TASK BRIEF:
Would you write out the listing verbatim and skip every picture in it?

GIVEN DATA:
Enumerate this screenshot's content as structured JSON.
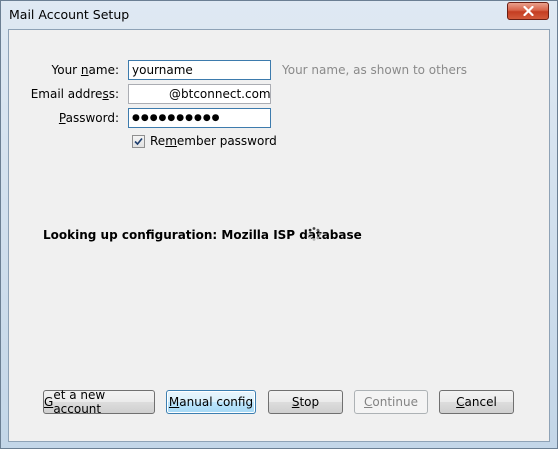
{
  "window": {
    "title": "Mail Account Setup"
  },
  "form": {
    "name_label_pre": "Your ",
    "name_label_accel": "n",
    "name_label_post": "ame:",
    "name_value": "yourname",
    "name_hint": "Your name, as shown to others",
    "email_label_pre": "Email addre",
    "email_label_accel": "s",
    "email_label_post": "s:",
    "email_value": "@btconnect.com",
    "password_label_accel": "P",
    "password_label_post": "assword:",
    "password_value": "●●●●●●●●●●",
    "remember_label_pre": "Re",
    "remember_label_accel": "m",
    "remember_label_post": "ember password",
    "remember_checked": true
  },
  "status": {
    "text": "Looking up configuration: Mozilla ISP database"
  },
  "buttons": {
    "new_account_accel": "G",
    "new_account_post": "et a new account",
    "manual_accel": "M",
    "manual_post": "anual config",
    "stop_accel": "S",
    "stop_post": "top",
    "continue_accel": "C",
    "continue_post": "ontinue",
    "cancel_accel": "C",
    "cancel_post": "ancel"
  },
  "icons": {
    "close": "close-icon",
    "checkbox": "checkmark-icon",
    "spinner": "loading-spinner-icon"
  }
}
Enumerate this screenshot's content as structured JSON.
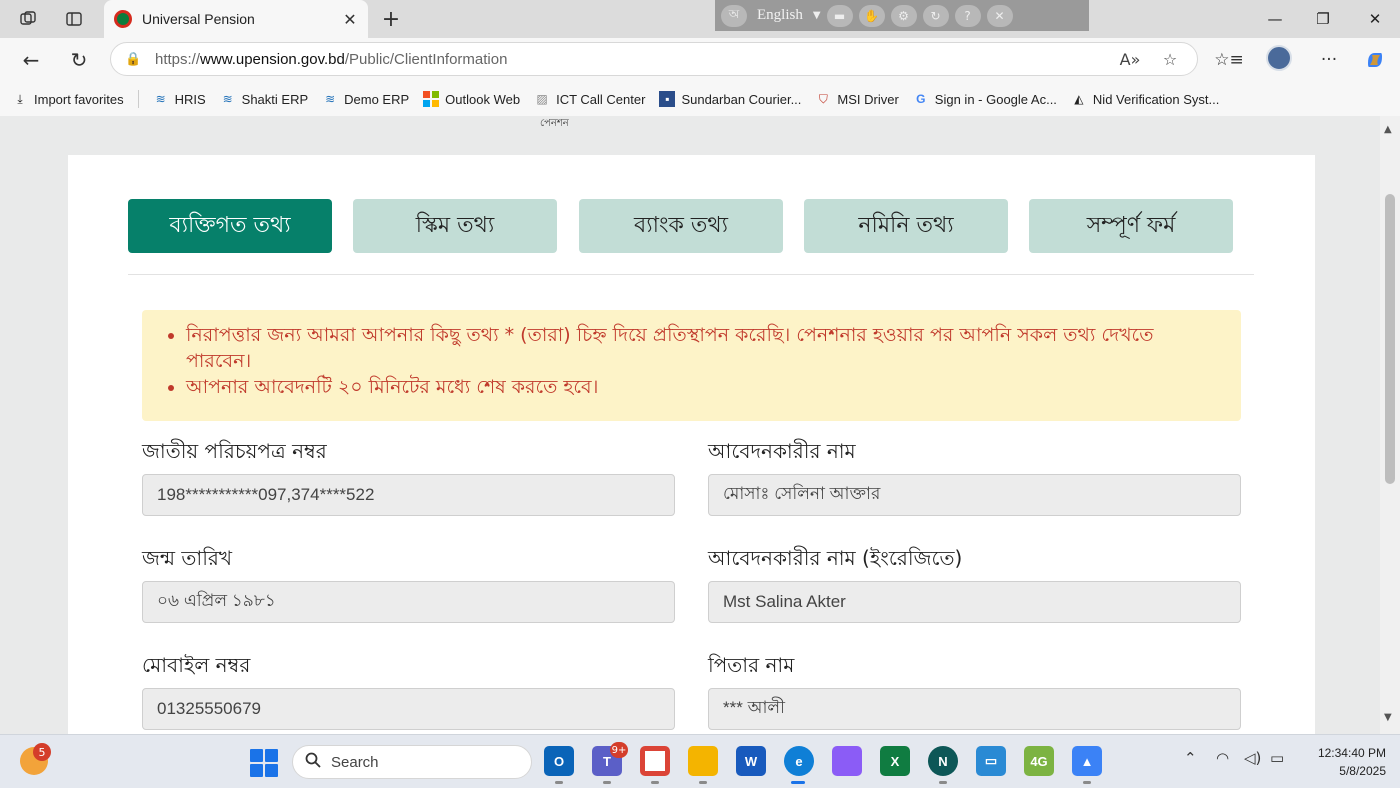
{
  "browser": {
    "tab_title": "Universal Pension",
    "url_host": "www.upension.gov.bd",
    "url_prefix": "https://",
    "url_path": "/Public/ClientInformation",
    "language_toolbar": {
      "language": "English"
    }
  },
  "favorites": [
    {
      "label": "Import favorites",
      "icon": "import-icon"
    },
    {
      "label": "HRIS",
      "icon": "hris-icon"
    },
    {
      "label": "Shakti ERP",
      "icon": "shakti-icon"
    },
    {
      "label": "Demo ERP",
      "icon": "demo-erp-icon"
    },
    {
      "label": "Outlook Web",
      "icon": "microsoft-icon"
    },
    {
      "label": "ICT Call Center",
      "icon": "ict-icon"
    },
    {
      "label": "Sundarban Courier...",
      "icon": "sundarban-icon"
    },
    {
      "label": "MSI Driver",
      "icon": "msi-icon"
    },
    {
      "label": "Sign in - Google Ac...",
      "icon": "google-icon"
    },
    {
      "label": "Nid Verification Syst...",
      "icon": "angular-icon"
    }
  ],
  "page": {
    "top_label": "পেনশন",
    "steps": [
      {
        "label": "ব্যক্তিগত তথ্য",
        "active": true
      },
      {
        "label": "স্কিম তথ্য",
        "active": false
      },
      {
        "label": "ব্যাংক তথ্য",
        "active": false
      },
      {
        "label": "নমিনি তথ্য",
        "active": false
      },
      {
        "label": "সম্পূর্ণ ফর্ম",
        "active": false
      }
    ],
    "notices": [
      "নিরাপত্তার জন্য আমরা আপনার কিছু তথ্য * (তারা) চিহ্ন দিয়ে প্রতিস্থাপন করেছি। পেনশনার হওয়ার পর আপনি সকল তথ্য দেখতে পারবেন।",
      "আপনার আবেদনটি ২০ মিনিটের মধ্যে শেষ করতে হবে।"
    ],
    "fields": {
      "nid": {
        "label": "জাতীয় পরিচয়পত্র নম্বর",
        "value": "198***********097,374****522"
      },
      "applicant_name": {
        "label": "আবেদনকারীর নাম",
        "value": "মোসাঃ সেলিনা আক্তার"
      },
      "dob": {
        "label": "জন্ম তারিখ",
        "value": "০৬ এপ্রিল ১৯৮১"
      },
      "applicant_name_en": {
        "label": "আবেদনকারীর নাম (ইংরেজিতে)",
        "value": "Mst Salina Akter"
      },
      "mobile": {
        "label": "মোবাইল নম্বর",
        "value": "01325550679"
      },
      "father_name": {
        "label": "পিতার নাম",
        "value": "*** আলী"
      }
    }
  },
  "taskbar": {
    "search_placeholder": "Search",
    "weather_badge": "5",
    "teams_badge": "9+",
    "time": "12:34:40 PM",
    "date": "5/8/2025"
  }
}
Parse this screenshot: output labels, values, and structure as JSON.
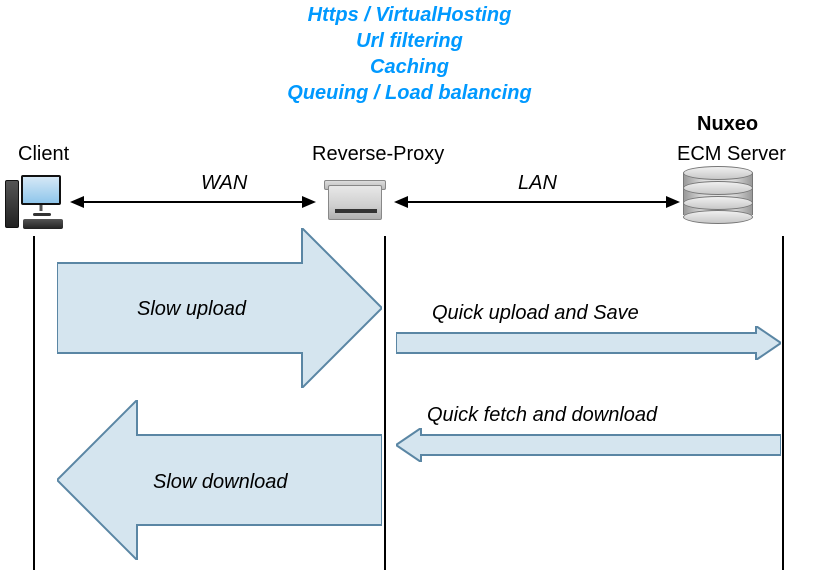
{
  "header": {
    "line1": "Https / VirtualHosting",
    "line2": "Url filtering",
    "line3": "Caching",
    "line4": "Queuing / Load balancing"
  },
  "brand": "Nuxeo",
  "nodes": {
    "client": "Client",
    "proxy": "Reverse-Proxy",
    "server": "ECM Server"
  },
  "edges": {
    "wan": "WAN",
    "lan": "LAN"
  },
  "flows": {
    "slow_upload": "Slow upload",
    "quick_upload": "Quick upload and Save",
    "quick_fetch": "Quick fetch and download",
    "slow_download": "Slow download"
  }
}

THE RESPONSE:
Enumerate this screenshot's content as structured JSON.
{
  "window": {
    "title": "Mail Account Setup"
  },
  "form": {
    "name_label_pre": "Your ",
    "name_label_accel": "n",
    "name_label_post": "ame:",
    "name_value": "yourname",
    "name_hint": "Your name, as shown to others",
    "email_label_pre": "Email addre",
    "email_label_accel": "s",
    "email_label_post": "s:",
    "email_value": "@btconnect.com",
    "password_label_accel": "P",
    "password_label_post": "assword:",
    "password_value": "●●●●●●●●●●",
    "remember_label_pre": "Re",
    "remember_label_accel": "m",
    "remember_label_post": "ember password",
    "remember_checked": true
  },
  "status": {
    "text": "Looking up configuration: Mozilla ISP database"
  },
  "buttons": {
    "new_account_accel": "G",
    "new_account_post": "et a new account",
    "manual_accel": "M",
    "manual_post": "anual config",
    "stop_accel": "S",
    "stop_post": "top",
    "continue_accel": "C",
    "continue_post": "ontinue",
    "cancel_accel": "C",
    "cancel_post": "ancel"
  },
  "icons": {
    "close": "close-icon",
    "checkbox": "checkmark-icon",
    "spinner": "loading-spinner-icon"
  }
}
Enumerate this screenshot's content as structured JSON.
{
  "browser": {
    "tab_title": "Universal Pension",
    "url_host": "www.upension.gov.bd",
    "url_prefix": "https://",
    "url_path": "/Public/ClientInformation",
    "language_toolbar": {
      "language": "English"
    }
  },
  "favorites": [
    {
      "label": "Import favorites",
      "icon": "import-icon"
    },
    {
      "label": "HRIS",
      "icon": "hris-icon"
    },
    {
      "label": "Shakti ERP",
      "icon": "shakti-icon"
    },
    {
      "label": "Demo ERP",
      "icon": "demo-erp-icon"
    },
    {
      "label": "Outlook Web",
      "icon": "microsoft-icon"
    },
    {
      "label": "ICT Call Center",
      "icon": "ict-icon"
    },
    {
      "label": "Sundarban Courier...",
      "icon": "sundarban-icon"
    },
    {
      "label": "MSI Driver",
      "icon": "msi-icon"
    },
    {
      "label": "Sign in - Google Ac...",
      "icon": "google-icon"
    },
    {
      "label": "Nid Verification Syst...",
      "icon": "angular-icon"
    }
  ],
  "page": {
    "top_label": "পেনশন",
    "steps": [
      {
        "label": "ব্যক্তিগত তথ্য",
        "active": true
      },
      {
        "label": "স্কিম তথ্য",
        "active": false
      },
      {
        "label": "ব্যাংক তথ্য",
        "active": false
      },
      {
        "label": "নমিনি তথ্য",
        "active": false
      },
      {
        "label": "সম্পূর্ণ ফর্ম",
        "active": false
      }
    ],
    "notices": [
      "নিরাপত্তার জন্য আমরা আপনার কিছু তথ্য * (তারা) চিহ্ন দিয়ে প্রতিস্থাপন করেছি। পেনশনার হওয়ার পর আপনি সকল তথ্য দেখতে পারবেন।",
      "আপনার আবেদনটি ২০ মিনিটের মধ্যে শেষ করতে হবে।"
    ],
    "fields": {
      "nid": {
        "label": "জাতীয় পরিচয়পত্র নম্বর",
        "value": "198***********097,374****522"
      },
      "applicant_name": {
        "label": "আবেদনকারীর নাম",
        "value": "মোসাঃ সেলিনা আক্তার"
      },
      "dob": {
        "label": "জন্ম তারিখ",
        "value": "০৬ এপ্রিল ১৯৮১"
      },
      "applicant_name_en": {
        "label": "আবেদনকারীর নাম (ইংরেজিতে)",
        "value": "Mst Salina Akter"
      },
      "mobile": {
        "label": "মোবাইল নম্বর",
        "value": "01325550679"
      },
      "father_name": {
        "label": "পিতার নাম",
        "value": "*** আলী"
      }
    }
  },
  "taskbar": {
    "search_placeholder": "Search",
    "weather_badge": "5",
    "teams_badge": "9+",
    "time": "12:34:40 PM",
    "date": "5/8/2025"
  }
}
Parse this screenshot: output labels, values, and structure as JSON.
{
  "header": {
    "line1": "Https / VirtualHosting",
    "line2": "Url filtering",
    "line3": "Caching",
    "line4": "Queuing / Load balancing"
  },
  "brand": "Nuxeo",
  "nodes": {
    "client": "Client",
    "proxy": "Reverse-Proxy",
    "server": "ECM Server"
  },
  "edges": {
    "wan": "WAN",
    "lan": "LAN"
  },
  "flows": {
    "slow_upload": "Slow upload",
    "quick_upload": "Quick upload and Save",
    "quick_fetch": "Quick fetch and download",
    "slow_download": "Slow download"
  }
}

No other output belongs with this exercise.